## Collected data
#####
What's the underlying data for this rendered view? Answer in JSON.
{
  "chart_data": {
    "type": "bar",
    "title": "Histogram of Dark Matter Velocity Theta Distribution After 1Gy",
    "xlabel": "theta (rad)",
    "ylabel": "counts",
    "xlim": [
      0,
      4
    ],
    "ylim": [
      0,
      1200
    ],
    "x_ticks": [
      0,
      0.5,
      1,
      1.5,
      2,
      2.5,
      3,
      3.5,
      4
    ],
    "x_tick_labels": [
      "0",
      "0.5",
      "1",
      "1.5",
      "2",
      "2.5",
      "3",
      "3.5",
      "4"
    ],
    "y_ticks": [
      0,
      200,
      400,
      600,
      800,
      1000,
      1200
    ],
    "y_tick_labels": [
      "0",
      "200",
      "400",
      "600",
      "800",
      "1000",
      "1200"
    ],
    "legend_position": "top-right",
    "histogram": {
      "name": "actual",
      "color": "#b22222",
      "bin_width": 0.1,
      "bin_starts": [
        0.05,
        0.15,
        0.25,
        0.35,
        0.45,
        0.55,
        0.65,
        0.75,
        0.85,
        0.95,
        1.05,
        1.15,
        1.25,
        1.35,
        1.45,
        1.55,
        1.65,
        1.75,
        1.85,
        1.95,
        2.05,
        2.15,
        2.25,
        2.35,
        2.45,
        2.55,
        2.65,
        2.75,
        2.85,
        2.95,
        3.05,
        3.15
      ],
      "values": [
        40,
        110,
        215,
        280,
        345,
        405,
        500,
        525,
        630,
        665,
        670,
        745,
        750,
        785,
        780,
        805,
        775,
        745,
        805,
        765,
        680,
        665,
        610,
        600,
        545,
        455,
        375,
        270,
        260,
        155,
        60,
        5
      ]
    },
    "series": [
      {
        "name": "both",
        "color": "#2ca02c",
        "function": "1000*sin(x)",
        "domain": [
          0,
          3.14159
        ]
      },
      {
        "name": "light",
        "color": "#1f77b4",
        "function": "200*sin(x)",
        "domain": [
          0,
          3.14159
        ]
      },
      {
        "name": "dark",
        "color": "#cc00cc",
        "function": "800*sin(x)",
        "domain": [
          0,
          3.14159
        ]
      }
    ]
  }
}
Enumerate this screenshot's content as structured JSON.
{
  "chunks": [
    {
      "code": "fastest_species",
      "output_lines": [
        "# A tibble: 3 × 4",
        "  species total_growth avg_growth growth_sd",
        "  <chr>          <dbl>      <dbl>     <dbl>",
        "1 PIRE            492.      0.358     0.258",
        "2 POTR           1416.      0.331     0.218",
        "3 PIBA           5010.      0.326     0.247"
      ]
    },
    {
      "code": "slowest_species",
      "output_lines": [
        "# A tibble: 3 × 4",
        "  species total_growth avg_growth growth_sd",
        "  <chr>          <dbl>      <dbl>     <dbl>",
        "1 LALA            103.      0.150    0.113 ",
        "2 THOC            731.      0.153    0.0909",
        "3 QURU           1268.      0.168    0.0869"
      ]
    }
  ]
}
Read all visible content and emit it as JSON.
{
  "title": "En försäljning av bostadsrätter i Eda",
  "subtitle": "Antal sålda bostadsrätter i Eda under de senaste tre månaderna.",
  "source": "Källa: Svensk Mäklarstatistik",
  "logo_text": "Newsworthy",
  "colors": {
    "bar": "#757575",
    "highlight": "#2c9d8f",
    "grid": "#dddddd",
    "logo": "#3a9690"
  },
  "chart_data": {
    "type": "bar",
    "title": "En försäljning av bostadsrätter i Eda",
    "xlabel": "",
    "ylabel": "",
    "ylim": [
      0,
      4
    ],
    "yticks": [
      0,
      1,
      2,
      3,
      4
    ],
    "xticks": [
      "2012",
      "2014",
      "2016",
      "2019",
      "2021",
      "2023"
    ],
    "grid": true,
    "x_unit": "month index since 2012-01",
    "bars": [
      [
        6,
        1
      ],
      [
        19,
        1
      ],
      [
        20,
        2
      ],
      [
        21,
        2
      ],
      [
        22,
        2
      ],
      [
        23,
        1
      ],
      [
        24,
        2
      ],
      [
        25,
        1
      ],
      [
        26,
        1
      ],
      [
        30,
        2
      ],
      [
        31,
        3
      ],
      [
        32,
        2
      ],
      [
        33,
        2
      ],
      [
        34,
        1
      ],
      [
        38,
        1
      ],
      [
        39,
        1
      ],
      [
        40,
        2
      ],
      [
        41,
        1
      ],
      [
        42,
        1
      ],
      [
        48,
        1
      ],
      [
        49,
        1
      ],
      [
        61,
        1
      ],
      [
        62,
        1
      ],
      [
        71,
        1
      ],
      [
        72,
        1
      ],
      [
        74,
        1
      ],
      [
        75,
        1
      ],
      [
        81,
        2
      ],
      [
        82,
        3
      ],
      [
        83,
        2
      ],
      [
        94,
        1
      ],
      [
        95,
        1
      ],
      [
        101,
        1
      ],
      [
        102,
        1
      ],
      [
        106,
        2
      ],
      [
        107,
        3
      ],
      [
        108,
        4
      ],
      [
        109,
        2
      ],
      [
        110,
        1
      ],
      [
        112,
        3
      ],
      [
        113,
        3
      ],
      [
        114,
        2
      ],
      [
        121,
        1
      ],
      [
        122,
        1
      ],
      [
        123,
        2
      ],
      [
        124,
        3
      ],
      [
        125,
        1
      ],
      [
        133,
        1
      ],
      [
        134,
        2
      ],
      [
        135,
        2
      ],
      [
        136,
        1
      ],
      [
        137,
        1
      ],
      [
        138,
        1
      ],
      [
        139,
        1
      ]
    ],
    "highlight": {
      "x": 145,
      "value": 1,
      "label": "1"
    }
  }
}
#####
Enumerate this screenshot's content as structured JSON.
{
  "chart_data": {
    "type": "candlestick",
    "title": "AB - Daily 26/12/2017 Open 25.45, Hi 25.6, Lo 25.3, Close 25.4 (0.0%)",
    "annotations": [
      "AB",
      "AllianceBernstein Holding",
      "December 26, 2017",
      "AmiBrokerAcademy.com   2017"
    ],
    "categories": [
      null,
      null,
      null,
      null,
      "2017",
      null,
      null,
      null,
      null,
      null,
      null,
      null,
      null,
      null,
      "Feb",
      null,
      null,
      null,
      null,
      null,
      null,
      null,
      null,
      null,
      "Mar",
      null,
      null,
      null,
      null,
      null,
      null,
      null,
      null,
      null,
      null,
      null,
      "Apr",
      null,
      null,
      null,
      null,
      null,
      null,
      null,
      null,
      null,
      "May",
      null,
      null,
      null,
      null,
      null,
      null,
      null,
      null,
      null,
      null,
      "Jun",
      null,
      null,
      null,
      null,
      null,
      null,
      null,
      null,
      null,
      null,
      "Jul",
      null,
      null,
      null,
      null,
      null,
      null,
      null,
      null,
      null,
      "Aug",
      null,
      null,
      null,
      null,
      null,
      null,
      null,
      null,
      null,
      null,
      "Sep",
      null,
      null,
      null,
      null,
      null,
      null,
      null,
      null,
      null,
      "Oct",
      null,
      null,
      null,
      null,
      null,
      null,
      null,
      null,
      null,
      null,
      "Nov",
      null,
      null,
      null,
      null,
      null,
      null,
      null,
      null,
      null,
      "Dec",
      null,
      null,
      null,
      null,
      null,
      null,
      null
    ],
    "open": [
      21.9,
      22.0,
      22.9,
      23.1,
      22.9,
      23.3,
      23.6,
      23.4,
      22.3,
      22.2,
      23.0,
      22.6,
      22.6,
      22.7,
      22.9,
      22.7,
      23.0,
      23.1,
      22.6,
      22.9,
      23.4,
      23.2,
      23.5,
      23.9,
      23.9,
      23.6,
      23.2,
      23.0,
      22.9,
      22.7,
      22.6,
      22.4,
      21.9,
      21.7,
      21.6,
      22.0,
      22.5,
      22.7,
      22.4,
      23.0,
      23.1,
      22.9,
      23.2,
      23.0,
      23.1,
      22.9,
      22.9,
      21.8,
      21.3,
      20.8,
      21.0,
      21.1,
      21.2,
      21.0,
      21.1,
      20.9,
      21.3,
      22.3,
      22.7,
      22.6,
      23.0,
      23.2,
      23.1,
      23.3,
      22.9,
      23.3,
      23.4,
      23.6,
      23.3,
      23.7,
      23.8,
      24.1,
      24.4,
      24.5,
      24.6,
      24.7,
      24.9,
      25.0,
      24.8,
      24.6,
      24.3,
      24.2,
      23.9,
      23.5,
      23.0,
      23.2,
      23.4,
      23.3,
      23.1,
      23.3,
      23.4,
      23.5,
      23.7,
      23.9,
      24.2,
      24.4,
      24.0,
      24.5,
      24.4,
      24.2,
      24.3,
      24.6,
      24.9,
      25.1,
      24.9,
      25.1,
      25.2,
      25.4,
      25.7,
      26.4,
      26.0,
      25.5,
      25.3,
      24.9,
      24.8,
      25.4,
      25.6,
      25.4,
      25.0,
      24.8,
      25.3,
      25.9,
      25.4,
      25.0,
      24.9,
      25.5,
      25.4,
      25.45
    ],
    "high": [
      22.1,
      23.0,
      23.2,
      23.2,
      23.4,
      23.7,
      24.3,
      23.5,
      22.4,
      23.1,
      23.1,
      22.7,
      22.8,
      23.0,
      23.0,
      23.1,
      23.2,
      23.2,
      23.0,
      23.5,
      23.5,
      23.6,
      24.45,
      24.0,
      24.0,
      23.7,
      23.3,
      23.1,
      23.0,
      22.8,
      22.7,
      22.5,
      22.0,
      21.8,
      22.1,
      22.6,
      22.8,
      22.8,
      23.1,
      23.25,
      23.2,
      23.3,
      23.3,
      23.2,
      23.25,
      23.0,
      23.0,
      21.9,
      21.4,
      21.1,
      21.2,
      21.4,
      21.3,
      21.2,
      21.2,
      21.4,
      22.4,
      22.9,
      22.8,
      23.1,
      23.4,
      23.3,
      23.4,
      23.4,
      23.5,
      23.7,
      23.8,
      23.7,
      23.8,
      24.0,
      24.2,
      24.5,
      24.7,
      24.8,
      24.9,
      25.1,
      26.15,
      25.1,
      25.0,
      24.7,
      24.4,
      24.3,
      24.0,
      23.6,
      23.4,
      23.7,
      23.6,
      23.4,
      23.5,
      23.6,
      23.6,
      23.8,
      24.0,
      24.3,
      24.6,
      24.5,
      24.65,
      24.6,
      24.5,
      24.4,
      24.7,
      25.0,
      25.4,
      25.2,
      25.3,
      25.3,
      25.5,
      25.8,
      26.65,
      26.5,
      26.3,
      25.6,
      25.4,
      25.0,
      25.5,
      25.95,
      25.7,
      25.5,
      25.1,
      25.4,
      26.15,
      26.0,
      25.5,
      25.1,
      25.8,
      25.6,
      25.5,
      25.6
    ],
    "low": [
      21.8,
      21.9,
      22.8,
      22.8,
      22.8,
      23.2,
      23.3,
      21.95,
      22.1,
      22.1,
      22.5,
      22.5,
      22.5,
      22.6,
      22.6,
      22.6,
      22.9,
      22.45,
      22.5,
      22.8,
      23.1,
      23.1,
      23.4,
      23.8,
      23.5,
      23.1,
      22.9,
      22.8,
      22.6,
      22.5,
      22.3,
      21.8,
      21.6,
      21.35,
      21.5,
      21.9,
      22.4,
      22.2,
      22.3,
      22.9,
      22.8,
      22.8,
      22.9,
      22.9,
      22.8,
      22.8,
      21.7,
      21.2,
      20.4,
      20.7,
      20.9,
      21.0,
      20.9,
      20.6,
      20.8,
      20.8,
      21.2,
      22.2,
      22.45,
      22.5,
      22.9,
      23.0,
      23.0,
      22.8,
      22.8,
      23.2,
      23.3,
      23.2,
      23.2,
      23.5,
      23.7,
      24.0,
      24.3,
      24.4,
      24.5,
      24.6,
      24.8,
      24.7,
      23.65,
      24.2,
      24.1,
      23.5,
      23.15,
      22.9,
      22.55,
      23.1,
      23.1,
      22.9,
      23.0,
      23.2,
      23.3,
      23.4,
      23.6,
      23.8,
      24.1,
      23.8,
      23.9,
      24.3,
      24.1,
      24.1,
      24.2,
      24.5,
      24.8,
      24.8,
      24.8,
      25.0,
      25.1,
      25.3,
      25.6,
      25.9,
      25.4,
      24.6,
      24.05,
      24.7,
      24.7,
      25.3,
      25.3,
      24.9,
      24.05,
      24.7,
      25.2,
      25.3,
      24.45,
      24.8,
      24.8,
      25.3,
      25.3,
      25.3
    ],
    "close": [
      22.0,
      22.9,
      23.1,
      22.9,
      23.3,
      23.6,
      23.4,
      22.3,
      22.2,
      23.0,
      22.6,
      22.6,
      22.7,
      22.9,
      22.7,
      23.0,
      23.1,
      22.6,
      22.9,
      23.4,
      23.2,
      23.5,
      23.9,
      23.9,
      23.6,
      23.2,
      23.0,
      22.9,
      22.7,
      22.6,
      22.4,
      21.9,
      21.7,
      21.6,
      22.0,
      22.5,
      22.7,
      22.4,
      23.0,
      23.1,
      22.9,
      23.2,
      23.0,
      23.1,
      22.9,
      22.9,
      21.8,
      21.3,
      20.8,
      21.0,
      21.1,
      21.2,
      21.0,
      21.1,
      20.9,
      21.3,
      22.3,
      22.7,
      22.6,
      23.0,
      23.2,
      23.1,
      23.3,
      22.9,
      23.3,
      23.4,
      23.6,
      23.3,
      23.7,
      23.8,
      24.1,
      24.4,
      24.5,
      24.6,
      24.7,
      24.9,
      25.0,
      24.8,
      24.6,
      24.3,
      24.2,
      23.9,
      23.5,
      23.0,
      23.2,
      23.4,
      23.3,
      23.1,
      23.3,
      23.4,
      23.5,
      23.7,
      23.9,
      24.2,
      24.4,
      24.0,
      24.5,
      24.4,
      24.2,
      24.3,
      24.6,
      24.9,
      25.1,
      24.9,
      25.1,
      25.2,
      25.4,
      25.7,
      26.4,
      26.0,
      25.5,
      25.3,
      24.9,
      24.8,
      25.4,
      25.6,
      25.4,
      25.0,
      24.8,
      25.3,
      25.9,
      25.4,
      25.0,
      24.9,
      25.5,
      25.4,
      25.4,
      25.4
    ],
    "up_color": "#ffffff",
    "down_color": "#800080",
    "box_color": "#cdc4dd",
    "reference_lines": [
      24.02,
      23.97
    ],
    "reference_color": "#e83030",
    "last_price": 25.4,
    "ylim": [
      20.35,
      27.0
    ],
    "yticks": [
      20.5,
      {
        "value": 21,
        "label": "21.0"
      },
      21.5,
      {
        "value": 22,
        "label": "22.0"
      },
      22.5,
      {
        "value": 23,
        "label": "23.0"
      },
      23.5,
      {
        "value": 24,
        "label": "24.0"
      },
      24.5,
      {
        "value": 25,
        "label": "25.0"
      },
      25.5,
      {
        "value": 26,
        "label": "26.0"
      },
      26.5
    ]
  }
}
#####
From the entries above, return each line with the word "code" in it.

      "code": "fastest_species",
      "code": "slowest_species",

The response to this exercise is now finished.